**Objective**. Produce an exact copy of all the data below, dropping every image.

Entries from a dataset
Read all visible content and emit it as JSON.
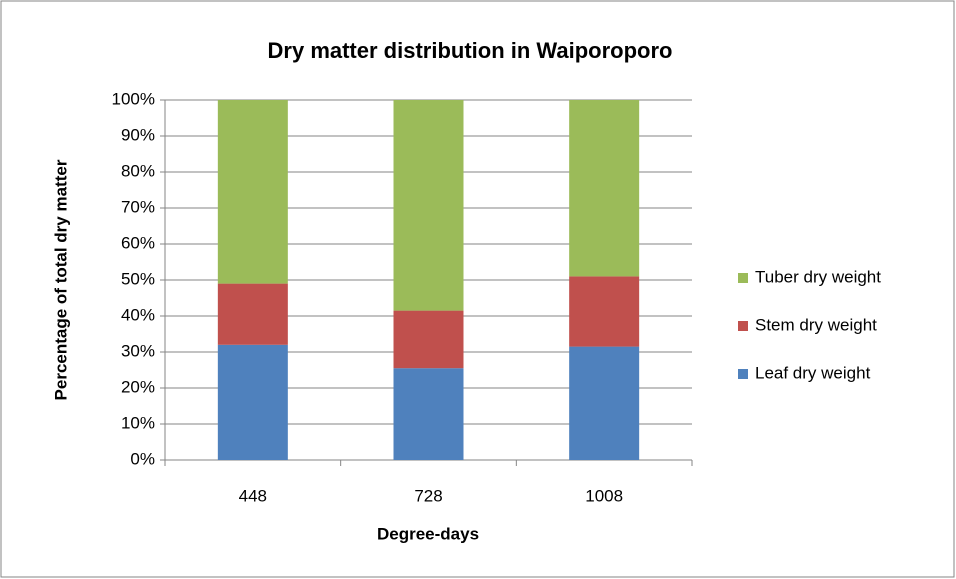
{
  "chart_data": {
    "type": "stacked_bar",
    "title": "Dry matter distribution in Waiporoporo",
    "x_label": "Degree-days",
    "y_label": "Percentage of total dry matter",
    "categories": [
      "448",
      "728",
      "1008"
    ],
    "series": [
      {
        "name": "Leaf dry weight",
        "color": "#4f81bd",
        "values": [
          32,
          25.5,
          31.5
        ]
      },
      {
        "name": "Stem dry weight",
        "color": "#c0504d",
        "values": [
          17,
          16,
          19.5
        ]
      },
      {
        "name": "Tuber dry weight",
        "color": "#9bbb59",
        "values": [
          51,
          58.5,
          49
        ]
      }
    ],
    "ylim": [
      0,
      100
    ],
    "yticks": [
      {
        "value": 0,
        "label": "0%"
      },
      {
        "value": 10,
        "label": "10%"
      },
      {
        "value": 20,
        "label": "20%"
      },
      {
        "value": 30,
        "label": "30%"
      },
      {
        "value": 40,
        "label": "40%"
      },
      {
        "value": 50,
        "label": "50%"
      },
      {
        "value": 60,
        "label": "60%"
      },
      {
        "value": 70,
        "label": "70%"
      },
      {
        "value": 80,
        "label": "80%"
      },
      {
        "value": 90,
        "label": "90%"
      },
      {
        "value": 100,
        "label": "100%"
      }
    ],
    "grid": true,
    "legend": "right"
  }
}
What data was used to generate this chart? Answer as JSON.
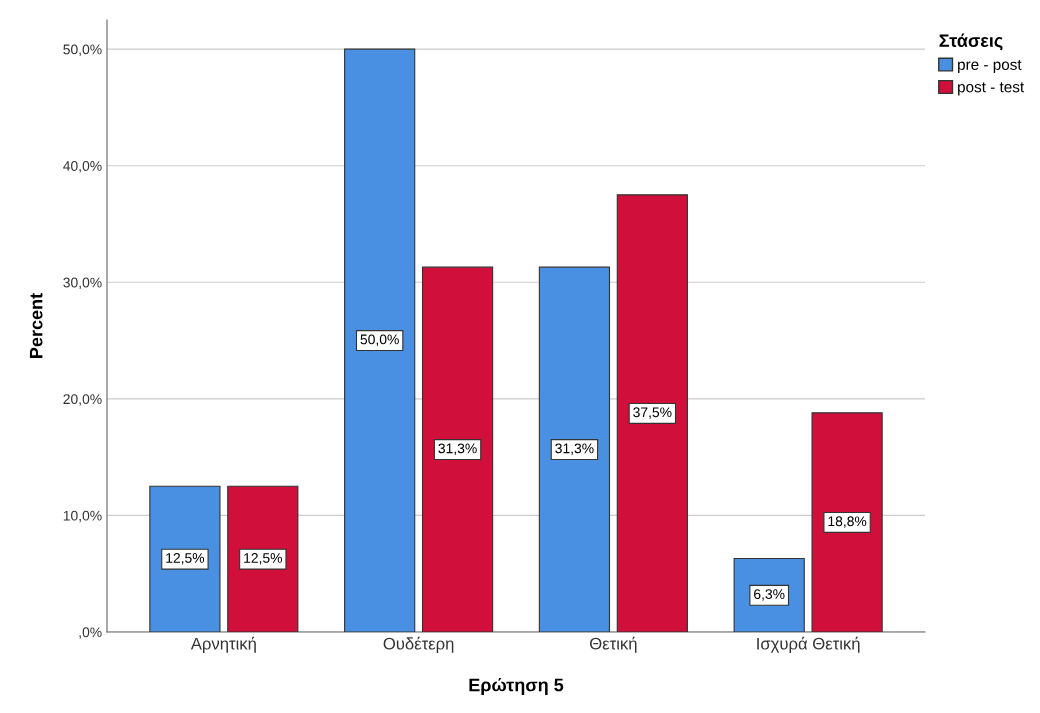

**Worked solution**.
Read all visible content and emit it as JSON.
{
  "chart_data": {
    "type": "stacked_bar",
    "title": "Dry matter distribution in Waiporoporo",
    "x_label": "Degree-days",
    "y_label": "Percentage of total dry matter",
    "categories": [
      "448",
      "728",
      "1008"
    ],
    "series": [
      {
        "name": "Leaf dry weight",
        "color": "#4f81bd",
        "values": [
          32,
          25.5,
          31.5
        ]
      },
      {
        "name": "Stem dry weight",
        "color": "#c0504d",
        "values": [
          17,
          16,
          19.5
        ]
      },
      {
        "name": "Tuber dry weight",
        "color": "#9bbb59",
        "values": [
          51,
          58.5,
          49
        ]
      }
    ],
    "ylim": [
      0,
      100
    ],
    "yticks": [
      {
        "value": 0,
        "label": "0%"
      },
      {
        "value": 10,
        "label": "10%"
      },
      {
        "value": 20,
        "label": "20%"
      },
      {
        "value": 30,
        "label": "30%"
      },
      {
        "value": 40,
        "label": "40%"
      },
      {
        "value": 50,
        "label": "50%"
      },
      {
        "value": 60,
        "label": "60%"
      },
      {
        "value": 70,
        "label": "70%"
      },
      {
        "value": 80,
        "label": "80%"
      },
      {
        "value": 90,
        "label": "90%"
      },
      {
        "value": 100,
        "label": "100%"
      }
    ],
    "grid": true,
    "legend": "right"
  }
}
What data was used to generate this chart? Answer as JSON.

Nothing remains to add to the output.